Work required: Restate the entries below word for word, omitting nothing.

* start Input data *

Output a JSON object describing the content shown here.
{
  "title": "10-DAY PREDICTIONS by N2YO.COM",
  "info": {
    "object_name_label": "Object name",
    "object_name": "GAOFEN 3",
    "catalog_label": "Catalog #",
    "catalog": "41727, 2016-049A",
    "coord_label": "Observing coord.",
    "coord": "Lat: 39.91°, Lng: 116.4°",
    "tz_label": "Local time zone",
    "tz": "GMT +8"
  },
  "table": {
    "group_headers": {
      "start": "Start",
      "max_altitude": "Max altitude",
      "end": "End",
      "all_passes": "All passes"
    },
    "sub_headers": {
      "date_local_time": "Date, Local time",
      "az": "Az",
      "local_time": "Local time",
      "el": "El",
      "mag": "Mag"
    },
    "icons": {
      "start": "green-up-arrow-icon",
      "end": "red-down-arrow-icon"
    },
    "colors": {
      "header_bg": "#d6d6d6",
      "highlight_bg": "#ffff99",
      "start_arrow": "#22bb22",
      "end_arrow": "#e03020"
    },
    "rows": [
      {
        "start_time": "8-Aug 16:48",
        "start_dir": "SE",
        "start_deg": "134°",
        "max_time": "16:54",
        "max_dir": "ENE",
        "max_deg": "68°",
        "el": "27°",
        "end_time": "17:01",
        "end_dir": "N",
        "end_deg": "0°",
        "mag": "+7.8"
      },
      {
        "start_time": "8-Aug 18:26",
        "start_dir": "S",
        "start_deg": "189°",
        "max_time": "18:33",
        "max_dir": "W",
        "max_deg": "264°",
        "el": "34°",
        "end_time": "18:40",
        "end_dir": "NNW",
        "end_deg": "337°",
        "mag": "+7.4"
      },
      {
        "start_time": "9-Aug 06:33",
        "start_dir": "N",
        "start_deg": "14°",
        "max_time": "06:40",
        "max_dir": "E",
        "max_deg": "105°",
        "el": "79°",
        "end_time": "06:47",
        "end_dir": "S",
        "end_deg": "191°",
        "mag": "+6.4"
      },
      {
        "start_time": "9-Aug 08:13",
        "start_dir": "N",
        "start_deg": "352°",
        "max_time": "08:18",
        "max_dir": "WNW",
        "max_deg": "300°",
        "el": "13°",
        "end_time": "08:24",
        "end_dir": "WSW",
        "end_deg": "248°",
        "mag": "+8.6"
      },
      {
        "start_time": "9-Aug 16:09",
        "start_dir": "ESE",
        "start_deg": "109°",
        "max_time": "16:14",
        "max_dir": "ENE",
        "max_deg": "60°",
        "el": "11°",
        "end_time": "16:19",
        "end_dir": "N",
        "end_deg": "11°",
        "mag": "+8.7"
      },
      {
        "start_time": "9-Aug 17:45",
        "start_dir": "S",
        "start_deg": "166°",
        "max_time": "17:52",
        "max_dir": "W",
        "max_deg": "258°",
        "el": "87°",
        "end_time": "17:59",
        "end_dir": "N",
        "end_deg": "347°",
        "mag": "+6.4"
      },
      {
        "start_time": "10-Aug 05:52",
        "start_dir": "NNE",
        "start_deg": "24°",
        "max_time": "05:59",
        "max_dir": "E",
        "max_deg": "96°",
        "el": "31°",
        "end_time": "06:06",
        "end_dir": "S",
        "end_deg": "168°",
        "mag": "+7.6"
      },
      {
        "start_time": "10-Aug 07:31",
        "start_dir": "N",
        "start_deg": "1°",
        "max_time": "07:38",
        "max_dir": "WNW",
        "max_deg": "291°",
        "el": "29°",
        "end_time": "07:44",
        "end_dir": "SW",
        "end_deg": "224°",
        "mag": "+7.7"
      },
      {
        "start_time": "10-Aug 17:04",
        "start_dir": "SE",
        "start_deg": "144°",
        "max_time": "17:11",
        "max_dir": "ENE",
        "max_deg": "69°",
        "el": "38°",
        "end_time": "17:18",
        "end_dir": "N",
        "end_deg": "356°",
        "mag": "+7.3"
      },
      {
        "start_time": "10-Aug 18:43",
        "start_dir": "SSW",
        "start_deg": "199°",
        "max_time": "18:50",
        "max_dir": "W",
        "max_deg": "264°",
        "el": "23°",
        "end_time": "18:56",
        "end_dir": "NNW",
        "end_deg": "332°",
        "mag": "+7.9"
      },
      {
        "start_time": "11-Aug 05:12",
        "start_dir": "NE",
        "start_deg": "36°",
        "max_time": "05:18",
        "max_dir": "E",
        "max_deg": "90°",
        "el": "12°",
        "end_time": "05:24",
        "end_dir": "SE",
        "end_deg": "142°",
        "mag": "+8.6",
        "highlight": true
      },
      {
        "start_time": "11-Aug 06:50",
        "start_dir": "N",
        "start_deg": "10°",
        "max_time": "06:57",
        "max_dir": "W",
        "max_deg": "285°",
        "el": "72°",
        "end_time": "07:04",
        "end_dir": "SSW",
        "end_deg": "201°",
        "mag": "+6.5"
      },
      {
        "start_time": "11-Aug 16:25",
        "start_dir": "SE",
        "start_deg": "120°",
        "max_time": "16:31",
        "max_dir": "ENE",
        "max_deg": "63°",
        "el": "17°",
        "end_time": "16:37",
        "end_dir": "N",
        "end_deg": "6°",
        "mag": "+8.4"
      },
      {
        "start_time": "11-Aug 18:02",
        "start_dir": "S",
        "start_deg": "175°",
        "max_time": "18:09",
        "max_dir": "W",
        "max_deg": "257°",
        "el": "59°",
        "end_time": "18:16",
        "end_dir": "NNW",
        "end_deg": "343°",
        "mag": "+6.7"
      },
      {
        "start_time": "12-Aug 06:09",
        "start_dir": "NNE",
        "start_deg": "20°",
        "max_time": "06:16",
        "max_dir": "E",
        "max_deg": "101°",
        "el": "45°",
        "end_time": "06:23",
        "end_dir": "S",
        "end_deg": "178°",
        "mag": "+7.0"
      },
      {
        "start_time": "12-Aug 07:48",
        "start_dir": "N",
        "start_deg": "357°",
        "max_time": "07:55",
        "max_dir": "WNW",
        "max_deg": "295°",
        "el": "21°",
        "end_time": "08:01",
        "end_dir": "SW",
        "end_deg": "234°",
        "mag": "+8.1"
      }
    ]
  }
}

* end Input data *

Answer:
Output a JSON object describing the content shown here.
{
  "title": "10-DAY PREDICTIONS by N2YO.COM",
  "info": {
    "object_name_label": "Object name",
    "object_name": "GAOFEN 3",
    "catalog_label": "Catalog #",
    "catalog": "41727, 2016-049A",
    "coord_label": "Observing coord.",
    "coord": "Lat: 39.91°, Lng: 116.4°",
    "tz_label": "Local time zone",
    "tz": "GMT +8"
  },
  "table": {
    "group_headers": {
      "start": "Start",
      "max_altitude": "Max altitude",
      "end": "End",
      "all_passes": "All passes"
    },
    "sub_headers": {
      "date_local_time": "Date, Local time",
      "az": "Az",
      "local_time": "Local time",
      "el": "El",
      "mag": "Mag"
    },
    "icons": {
      "start": "green-up-arrow-icon",
      "end": "red-down-arrow-icon"
    },
    "colors": {
      "header_bg": "#d6d6d6",
      "highlight_bg": "#ffff99",
      "start_arrow": "#22bb22",
      "end_arrow": "#e03020"
    },
    "rows": [
      {
        "start_time": "8-Aug 16:48",
        "start_dir": "SE",
        "start_deg": "134°",
        "max_time": "16:54",
        "max_dir": "ENE",
        "max_deg": "68°",
        "el": "27°",
        "end_time": "17:01",
        "end_dir": "N",
        "end_deg": "0°",
        "mag": "+7.8"
      },
      {
        "start_time": "8-Aug 18:26",
        "start_dir": "S",
        "start_deg": "189°",
        "max_time": "18:33",
        "max_dir": "W",
        "max_deg": "264°",
        "el": "34°",
        "end_time": "18:40",
        "end_dir": "NNW",
        "end_deg": "337°",
        "mag": "+7.4"
      },
      {
        "start_time": "9-Aug 06:33",
        "start_dir": "N",
        "start_deg": "14°",
        "max_time": "06:40",
        "max_dir": "E",
        "max_deg": "105°",
        "el": "79°",
        "end_time": "06:47",
        "end_dir": "S",
        "end_deg": "191°",
        "mag": "+6.4"
      },
      {
        "start_time": "9-Aug 08:13",
        "start_dir": "N",
        "start_deg": "352°",
        "max_time": "08:18",
        "max_dir": "WNW",
        "max_deg": "300°",
        "el": "13°",
        "end_time": "08:24",
        "end_dir": "WSW",
        "end_deg": "248°",
        "mag": "+8.6"
      },
      {
        "start_time": "9-Aug 16:09",
        "start_dir": "ESE",
        "start_deg": "109°",
        "max_time": "16:14",
        "max_dir": "ENE",
        "max_deg": "60°",
        "el": "11°",
        "end_time": "16:19",
        "end_dir": "N",
        "end_deg": "11°",
        "mag": "+8.7"
      },
      {
        "start_time": "9-Aug 17:45",
        "start_dir": "S",
        "start_deg": "166°",
        "max_time": "17:52",
        "max_dir": "W",
        "max_deg": "258°",
        "el": "87°",
        "end_time": "17:59",
        "end_dir": "N",
        "end_deg": "347°",
        "mag": "+6.4"
      },
      {
        "start_time": "10-Aug 05:52",
        "start_dir": "NNE",
        "start_deg": "24°",
        "max_time": "05:59",
        "max_dir": "E",
        "max_deg": "96°",
        "el": "31°",
        "end_time": "06:06",
        "end_dir": "S",
        "end_deg": "168°",
        "mag": "+7.6"
      },
      {
        "start_time": "10-Aug 07:31",
        "start_dir": "N",
        "start_deg": "1°",
        "max_time": "07:38",
        "max_dir": "WNW",
        "max_deg": "291°",
        "el": "29°",
        "end_time": "07:44",
        "end_dir": "SW",
        "end_deg": "224°",
        "mag": "+7.7"
      },
      {
        "start_time": "10-Aug 17:04",
        "start_dir": "SE",
        "start_deg": "144°",
        "max_time": "17:11",
        "max_dir": "ENE",
        "max_deg": "69°",
        "el": "38°",
        "end_time": "17:18",
        "end_dir": "N",
        "end_deg": "356°",
        "mag": "+7.3"
      },
      {
        "start_time": "10-Aug 18:43",
        "start_dir": "SSW",
        "start_deg": "199°",
        "max_time": "18:50",
        "max_dir": "W",
        "max_deg": "264°",
        "el": "23°",
        "end_time": "18:56",
        "end_dir": "NNW",
        "end_deg": "332°",
        "mag": "+7.9"
      },
      {
        "start_time": "11-Aug 05:12",
        "start_dir": "NE",
        "start_deg": "36°",
        "max_time": "05:18",
        "max_dir": "E",
        "max_deg": "90°",
        "el": "12°",
        "end_time": "05:24",
        "end_dir": "SE",
        "end_deg": "142°",
        "mag": "+8.6",
        "highlight": true
      },
      {
        "start_time": "11-Aug 06:50",
        "start_dir": "N",
        "start_deg": "10°",
        "max_time": "06:57",
        "max_dir": "W",
        "max_deg": "285°",
        "el": "72°",
        "end_time": "07:04",
        "end_dir": "SSW",
        "end_deg": "201°",
        "mag": "+6.5"
      },
      {
        "start_time": "11-Aug 16:25",
        "start_dir": "SE",
        "start_deg": "120°",
        "max_time": "16:31",
        "max_dir": "ENE",
        "max_deg": "63°",
        "el": "17°",
        "end_time": "16:37",
        "end_dir": "N",
        "end_deg": "6°",
        "mag": "+8.4"
      },
      {
        "start_time": "11-Aug 18:02",
        "start_dir": "S",
        "start_deg": "175°",
        "max_time": "18:09",
        "max_dir": "W",
        "max_deg": "257°",
        "el": "59°",
        "end_time": "18:16",
        "end_dir": "NNW",
        "end_deg": "343°",
        "mag": "+6.7"
      },
      {
        "start_time": "12-Aug 06:09",
        "start_dir": "NNE",
        "start_deg": "20°",
        "max_time": "06:16",
        "max_dir": "E",
        "max_deg": "101°",
        "el": "45°",
        "end_time": "06:23",
        "end_dir": "S",
        "end_deg": "178°",
        "mag": "+7.0"
      },
      {
        "start_time": "12-Aug 07:48",
        "start_dir": "N",
        "start_deg": "357°",
        "max_time": "07:55",
        "max_dir": "WNW",
        "max_deg": "295°",
        "el": "21°",
        "end_time": "08:01",
        "end_dir": "SW",
        "end_deg": "234°",
        "mag": "+8.1"
      }
    ]
  }
}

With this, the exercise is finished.